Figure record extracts
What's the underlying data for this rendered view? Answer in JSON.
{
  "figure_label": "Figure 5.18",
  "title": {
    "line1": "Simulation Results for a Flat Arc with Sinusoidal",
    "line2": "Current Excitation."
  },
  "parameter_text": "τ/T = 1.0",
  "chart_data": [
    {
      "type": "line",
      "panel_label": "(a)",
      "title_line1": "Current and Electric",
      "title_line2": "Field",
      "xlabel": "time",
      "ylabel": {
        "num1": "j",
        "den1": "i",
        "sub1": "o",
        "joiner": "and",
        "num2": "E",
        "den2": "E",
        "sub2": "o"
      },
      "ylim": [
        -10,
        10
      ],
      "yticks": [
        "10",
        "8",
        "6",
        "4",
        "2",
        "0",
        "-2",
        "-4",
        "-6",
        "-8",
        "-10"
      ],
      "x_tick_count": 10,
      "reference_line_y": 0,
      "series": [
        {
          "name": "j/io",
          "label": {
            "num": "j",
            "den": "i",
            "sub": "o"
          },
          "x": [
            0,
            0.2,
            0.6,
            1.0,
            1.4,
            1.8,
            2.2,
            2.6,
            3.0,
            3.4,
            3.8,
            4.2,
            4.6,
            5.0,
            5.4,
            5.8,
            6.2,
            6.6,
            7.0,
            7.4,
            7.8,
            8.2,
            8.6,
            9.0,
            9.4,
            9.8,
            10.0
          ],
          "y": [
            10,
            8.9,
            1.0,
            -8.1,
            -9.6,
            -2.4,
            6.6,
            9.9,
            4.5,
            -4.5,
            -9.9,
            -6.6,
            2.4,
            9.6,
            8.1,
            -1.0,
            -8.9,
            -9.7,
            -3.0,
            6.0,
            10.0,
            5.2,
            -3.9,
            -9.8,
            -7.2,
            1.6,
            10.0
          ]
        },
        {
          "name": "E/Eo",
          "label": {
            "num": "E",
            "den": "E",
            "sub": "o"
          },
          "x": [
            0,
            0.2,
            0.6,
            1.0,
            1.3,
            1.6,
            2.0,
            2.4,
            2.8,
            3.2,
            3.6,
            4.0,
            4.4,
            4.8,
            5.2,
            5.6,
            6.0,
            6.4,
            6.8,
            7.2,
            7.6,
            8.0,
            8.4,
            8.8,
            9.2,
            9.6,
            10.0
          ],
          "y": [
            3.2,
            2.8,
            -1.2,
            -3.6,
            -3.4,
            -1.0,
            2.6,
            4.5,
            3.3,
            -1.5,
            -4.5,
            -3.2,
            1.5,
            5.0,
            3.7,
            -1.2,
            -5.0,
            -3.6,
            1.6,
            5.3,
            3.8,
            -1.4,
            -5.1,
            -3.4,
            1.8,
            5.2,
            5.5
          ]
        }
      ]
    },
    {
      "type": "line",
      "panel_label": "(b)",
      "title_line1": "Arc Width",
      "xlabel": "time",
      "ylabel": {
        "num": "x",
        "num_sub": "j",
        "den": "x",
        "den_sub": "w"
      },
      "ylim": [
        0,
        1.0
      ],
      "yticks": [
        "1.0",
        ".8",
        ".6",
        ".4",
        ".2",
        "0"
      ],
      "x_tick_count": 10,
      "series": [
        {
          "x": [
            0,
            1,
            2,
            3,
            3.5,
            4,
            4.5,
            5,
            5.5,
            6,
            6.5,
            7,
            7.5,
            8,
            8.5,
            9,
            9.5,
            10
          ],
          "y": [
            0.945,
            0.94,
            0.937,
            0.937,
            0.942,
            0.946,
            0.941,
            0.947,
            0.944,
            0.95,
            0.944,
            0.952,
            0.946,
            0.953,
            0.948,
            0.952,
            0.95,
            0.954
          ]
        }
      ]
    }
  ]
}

▸ **What needs to be done**: Reproduce the records word for word.

▸ **Complete answer**:
What's the underlying data for this rendered view? Answer in JSON.
{
  "figure_label": "Figure 5.18",
  "title": {
    "line1": "Simulation Results for a Flat Arc with Sinusoidal",
    "line2": "Current Excitation."
  },
  "parameter_text": "τ/T = 1.0",
  "chart_data": [
    {
      "type": "line",
      "panel_label": "(a)",
      "title_line1": "Current and Electric",
      "title_line2": "Field",
      "xlabel": "time",
      "ylabel": {
        "num1": "j",
        "den1": "i",
        "sub1": "o",
        "joiner": "and",
        "num2": "E",
        "den2": "E",
        "sub2": "o"
      },
      "ylim": [
        -10,
        10
      ],
      "yticks": [
        "10",
        "8",
        "6",
        "4",
        "2",
        "0",
        "-2",
        "-4",
        "-6",
        "-8",
        "-10"
      ],
      "x_tick_count": 10,
      "reference_line_y": 0,
      "series": [
        {
          "name": "j/io",
          "label": {
            "num": "j",
            "den": "i",
            "sub": "o"
          },
          "x": [
            0,
            0.2,
            0.6,
            1.0,
            1.4,
            1.8,
            2.2,
            2.6,
            3.0,
            3.4,
            3.8,
            4.2,
            4.6,
            5.0,
            5.4,
            5.8,
            6.2,
            6.6,
            7.0,
            7.4,
            7.8,
            8.2,
            8.6,
            9.0,
            9.4,
            9.8,
            10.0
          ],
          "y": [
            10,
            8.9,
            1.0,
            -8.1,
            -9.6,
            -2.4,
            6.6,
            9.9,
            4.5,
            -4.5,
            -9.9,
            -6.6,
            2.4,
            9.6,
            8.1,
            -1.0,
            -8.9,
            -9.7,
            -3.0,
            6.0,
            10.0,
            5.2,
            -3.9,
            -9.8,
            -7.2,
            1.6,
            10.0
          ]
        },
        {
          "name": "E/Eo",
          "label": {
            "num": "E",
            "den": "E",
            "sub": "o"
          },
          "x": [
            0,
            0.2,
            0.6,
            1.0,
            1.3,
            1.6,
            2.0,
            2.4,
            2.8,
            3.2,
            3.6,
            4.0,
            4.4,
            4.8,
            5.2,
            5.6,
            6.0,
            6.4,
            6.8,
            7.2,
            7.6,
            8.0,
            8.4,
            8.8,
            9.2,
            9.6,
            10.0
          ],
          "y": [
            3.2,
            2.8,
            -1.2,
            -3.6,
            -3.4,
            -1.0,
            2.6,
            4.5,
            3.3,
            -1.5,
            -4.5,
            -3.2,
            1.5,
            5.0,
            3.7,
            -1.2,
            -5.0,
            -3.6,
            1.6,
            5.3,
            3.8,
            -1.4,
            -5.1,
            -3.4,
            1.8,
            5.2,
            5.5
          ]
        }
      ]
    },
    {
      "type": "line",
      "panel_label": "(b)",
      "title_line1": "Arc Width",
      "xlabel": "time",
      "ylabel": {
        "num": "x",
        "num_sub": "j",
        "den": "x",
        "den_sub": "w"
      },
      "ylim": [
        0,
        1.0
      ],
      "yticks": [
        "1.0",
        ".8",
        ".6",
        ".4",
        ".2",
        "0"
      ],
      "x_tick_count": 10,
      "series": [
        {
          "x": [
            0,
            1,
            2,
            3,
            3.5,
            4,
            4.5,
            5,
            5.5,
            6,
            6.5,
            7,
            7.5,
            8,
            8.5,
            9,
            9.5,
            10
          ],
          "y": [
            0.945,
            0.94,
            0.937,
            0.937,
            0.942,
            0.946,
            0.941,
            0.947,
            0.944,
            0.95,
            0.944,
            0.952,
            0.946,
            0.953,
            0.948,
            0.952,
            0.95,
            0.954
          ]
        }
      ]
    }
  ]
}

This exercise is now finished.